§ **INSTRUCTIONS TO FOLLOW**: Please return, unchanged, the part that opens with the first line below and closes with the line containing "svg-text:R5: R5 xyxy=(252,100,263,109)", including both of those lines.

>> Start

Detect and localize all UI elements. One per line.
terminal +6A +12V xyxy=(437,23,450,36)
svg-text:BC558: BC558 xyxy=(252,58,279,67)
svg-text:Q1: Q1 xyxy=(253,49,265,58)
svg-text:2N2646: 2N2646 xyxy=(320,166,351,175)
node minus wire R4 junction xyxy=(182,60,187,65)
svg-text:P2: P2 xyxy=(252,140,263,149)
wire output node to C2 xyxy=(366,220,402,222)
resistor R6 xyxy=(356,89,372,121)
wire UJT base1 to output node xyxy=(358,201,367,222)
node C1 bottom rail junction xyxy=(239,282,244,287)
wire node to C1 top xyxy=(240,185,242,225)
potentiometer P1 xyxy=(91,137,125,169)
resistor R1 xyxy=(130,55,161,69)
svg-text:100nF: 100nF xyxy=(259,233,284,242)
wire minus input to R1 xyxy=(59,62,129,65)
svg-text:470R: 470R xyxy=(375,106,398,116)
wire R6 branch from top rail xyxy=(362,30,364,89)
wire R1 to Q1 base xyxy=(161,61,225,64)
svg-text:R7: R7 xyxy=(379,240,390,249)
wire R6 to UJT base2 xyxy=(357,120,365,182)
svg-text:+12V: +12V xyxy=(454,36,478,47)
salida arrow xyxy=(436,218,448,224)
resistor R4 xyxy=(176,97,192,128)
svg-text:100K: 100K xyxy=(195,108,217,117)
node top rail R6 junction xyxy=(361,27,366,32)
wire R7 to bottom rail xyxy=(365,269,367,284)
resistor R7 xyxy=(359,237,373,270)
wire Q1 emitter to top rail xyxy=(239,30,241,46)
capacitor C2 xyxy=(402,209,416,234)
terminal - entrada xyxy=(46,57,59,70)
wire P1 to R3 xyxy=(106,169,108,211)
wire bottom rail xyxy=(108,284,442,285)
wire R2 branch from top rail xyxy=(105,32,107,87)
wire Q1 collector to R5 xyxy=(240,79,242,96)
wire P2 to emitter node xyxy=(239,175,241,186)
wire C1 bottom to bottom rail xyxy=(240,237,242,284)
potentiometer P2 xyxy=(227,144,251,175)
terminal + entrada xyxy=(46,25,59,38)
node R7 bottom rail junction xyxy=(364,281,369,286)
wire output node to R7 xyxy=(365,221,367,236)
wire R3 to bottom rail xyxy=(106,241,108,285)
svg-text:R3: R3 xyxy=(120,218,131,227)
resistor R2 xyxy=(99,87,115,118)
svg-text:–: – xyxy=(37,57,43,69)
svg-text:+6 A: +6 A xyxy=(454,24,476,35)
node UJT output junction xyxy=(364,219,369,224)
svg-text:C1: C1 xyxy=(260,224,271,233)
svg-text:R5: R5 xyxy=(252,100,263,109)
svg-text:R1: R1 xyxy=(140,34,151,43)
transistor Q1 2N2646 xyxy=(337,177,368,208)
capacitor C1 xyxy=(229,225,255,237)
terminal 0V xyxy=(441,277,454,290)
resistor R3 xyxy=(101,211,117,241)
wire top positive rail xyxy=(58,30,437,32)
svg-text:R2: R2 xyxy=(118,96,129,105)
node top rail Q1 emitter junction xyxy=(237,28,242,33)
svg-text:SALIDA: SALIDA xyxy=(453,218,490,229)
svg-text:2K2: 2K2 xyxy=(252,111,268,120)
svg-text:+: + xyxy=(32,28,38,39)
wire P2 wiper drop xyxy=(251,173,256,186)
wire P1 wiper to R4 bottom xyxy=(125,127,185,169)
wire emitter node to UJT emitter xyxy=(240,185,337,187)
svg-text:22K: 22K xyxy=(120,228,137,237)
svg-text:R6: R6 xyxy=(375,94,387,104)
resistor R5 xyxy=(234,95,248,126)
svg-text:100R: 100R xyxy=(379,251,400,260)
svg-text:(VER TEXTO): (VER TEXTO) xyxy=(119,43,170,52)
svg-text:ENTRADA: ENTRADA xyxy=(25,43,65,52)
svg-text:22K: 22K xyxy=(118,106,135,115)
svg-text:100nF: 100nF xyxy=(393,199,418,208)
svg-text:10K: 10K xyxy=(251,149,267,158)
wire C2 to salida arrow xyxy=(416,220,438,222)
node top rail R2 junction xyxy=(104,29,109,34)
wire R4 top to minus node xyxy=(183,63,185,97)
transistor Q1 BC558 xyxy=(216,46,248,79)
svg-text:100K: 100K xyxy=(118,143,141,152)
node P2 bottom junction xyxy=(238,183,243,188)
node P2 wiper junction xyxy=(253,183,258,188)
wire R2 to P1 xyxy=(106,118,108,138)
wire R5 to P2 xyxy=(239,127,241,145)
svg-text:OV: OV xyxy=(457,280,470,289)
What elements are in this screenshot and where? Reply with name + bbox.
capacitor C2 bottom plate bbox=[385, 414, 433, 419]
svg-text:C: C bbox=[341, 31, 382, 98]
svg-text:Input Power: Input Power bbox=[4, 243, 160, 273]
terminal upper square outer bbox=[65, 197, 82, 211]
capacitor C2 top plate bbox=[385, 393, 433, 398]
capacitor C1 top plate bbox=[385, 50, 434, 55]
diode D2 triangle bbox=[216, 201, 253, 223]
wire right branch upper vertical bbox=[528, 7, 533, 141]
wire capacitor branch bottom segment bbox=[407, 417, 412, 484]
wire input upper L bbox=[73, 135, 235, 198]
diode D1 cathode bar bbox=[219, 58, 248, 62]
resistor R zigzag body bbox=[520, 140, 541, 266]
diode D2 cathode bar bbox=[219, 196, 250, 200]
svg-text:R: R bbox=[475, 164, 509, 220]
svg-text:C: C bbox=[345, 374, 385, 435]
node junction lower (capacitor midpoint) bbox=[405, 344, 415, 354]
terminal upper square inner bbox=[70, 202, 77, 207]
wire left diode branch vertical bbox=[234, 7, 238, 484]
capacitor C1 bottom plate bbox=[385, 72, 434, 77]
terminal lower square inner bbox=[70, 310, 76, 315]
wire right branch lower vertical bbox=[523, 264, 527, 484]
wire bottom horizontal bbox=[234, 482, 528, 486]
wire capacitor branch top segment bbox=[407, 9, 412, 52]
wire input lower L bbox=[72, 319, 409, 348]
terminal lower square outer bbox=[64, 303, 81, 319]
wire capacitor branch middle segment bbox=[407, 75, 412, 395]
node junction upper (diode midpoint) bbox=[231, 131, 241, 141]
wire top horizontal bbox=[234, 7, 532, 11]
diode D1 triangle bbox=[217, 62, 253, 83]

>> End

§ **THE RESULT**:
Detect and localize all UI elements. One per line.
terminal +6A +12V xyxy=(437,23,450,36)
svg-text:BC558: BC558 xyxy=(252,58,279,67)
svg-text:Q1: Q1 xyxy=(253,49,265,58)
svg-text:2N2646: 2N2646 xyxy=(320,166,351,175)
node minus wire R4 junction xyxy=(182,60,187,65)
svg-text:P2: P2 xyxy=(252,140,263,149)
wire output node to C2 xyxy=(366,220,402,222)
resistor R6 xyxy=(356,89,372,121)
wire UJT base1 to output node xyxy=(358,201,367,222)
node C1 bottom rail junction xyxy=(239,282,244,287)
wire node to C1 top xyxy=(240,185,242,225)
potentiometer P1 xyxy=(91,137,125,169)
resistor R1 xyxy=(130,55,161,69)
svg-text:100nF: 100nF xyxy=(259,233,284,242)
wire minus input to R1 xyxy=(59,62,129,65)
svg-text:470R: 470R xyxy=(375,106,398,116)
wire R6 branch from top rail xyxy=(362,30,364,89)
wire R1 to Q1 base xyxy=(161,61,225,64)
svg-text:R7: R7 xyxy=(379,240,390,249)
wire R6 to UJT base2 xyxy=(357,120,365,182)
svg-text:+12V: +12V xyxy=(454,36,478,47)
salida arrow xyxy=(436,218,448,224)
resistor R4 xyxy=(176,97,192,128)
svg-text:100K: 100K xyxy=(195,108,217,117)
node top rail R6 junction xyxy=(361,27,366,32)
wire R7 to bottom rail xyxy=(365,269,367,284)
resistor R7 xyxy=(359,237,373,270)
wire Q1 emitter to top rail xyxy=(239,30,241,46)
capacitor C2 xyxy=(402,209,416,234)
terminal - entrada xyxy=(46,57,59,70)
wire P1 to R3 xyxy=(106,169,108,211)
wire bottom rail xyxy=(108,284,442,285)
wire R2 branch from top rail xyxy=(105,32,107,87)
wire Q1 collector to R5 xyxy=(240,79,242,96)
wire P2 to emitter node xyxy=(239,175,241,186)
wire C1 bottom to bottom rail xyxy=(240,237,242,284)
potentiometer P2 xyxy=(227,144,251,175)
terminal + entrada xyxy=(46,25,59,38)
node R7 bottom rail junction xyxy=(364,281,369,286)
wire output node to R7 xyxy=(365,221,367,236)
wire R3 to bottom rail xyxy=(106,241,108,285)
svg-text:R3: R3 xyxy=(120,218,131,227)
resistor R2 xyxy=(99,87,115,118)
svg-text:–: – xyxy=(37,57,43,69)
svg-text:+6 A: +6 A xyxy=(454,24,476,35)
node UJT output junction xyxy=(364,219,369,224)
svg-text:C1: C1 xyxy=(260,224,271,233)
svg-text:R5: R5 xyxy=(252,100,263,109)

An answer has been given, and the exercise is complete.